» **THE INPUT**:

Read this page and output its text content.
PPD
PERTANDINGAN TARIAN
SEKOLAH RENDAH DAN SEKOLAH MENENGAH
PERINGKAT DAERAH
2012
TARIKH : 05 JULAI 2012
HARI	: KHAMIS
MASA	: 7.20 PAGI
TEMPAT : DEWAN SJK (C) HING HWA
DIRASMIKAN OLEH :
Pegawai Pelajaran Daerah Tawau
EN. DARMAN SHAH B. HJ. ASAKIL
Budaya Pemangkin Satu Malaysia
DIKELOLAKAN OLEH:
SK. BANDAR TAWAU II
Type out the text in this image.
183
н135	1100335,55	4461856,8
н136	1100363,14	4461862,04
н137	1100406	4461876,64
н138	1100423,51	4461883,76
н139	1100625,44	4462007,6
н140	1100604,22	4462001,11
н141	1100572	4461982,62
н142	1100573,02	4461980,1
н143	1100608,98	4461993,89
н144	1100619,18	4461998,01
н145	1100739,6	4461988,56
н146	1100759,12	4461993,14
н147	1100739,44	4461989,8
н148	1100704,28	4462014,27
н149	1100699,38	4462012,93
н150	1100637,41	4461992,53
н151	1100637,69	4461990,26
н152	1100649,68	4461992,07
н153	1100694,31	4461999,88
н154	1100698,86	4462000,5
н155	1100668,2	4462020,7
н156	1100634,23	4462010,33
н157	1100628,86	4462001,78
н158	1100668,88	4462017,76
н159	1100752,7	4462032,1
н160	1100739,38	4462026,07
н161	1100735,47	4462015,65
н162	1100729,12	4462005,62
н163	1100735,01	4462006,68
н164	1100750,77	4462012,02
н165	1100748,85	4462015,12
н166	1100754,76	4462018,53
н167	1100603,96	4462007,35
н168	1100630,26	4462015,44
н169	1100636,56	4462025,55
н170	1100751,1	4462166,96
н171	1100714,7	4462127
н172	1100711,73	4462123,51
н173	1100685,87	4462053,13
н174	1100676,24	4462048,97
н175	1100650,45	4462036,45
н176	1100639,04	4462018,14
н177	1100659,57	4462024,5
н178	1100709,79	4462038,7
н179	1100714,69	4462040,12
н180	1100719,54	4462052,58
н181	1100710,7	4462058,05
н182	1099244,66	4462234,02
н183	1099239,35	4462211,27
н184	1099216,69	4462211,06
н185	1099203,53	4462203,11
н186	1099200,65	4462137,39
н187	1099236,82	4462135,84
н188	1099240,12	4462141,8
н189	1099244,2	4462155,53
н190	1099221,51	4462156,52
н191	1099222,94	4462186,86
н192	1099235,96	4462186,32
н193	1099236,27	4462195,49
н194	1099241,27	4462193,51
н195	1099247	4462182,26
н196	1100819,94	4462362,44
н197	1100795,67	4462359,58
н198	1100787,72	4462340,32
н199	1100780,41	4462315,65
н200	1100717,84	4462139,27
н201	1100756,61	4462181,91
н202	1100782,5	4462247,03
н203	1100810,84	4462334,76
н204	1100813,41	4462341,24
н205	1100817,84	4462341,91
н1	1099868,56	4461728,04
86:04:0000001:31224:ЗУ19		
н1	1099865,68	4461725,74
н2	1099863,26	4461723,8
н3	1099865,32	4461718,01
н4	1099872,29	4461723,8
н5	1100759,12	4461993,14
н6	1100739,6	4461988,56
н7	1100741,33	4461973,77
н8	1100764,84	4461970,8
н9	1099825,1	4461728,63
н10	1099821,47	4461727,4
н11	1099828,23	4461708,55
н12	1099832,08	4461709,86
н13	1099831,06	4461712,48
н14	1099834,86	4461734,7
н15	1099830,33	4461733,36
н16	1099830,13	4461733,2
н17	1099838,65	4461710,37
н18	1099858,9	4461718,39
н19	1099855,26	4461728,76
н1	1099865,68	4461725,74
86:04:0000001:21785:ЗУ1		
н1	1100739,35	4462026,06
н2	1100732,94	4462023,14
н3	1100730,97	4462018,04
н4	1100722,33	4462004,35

» **STATED EXERCISE**:
Lines that hold the word "text" are the ones to return, every one of them.

» **REPLY**:
Read this page and output its text content.
Type out the text in this image.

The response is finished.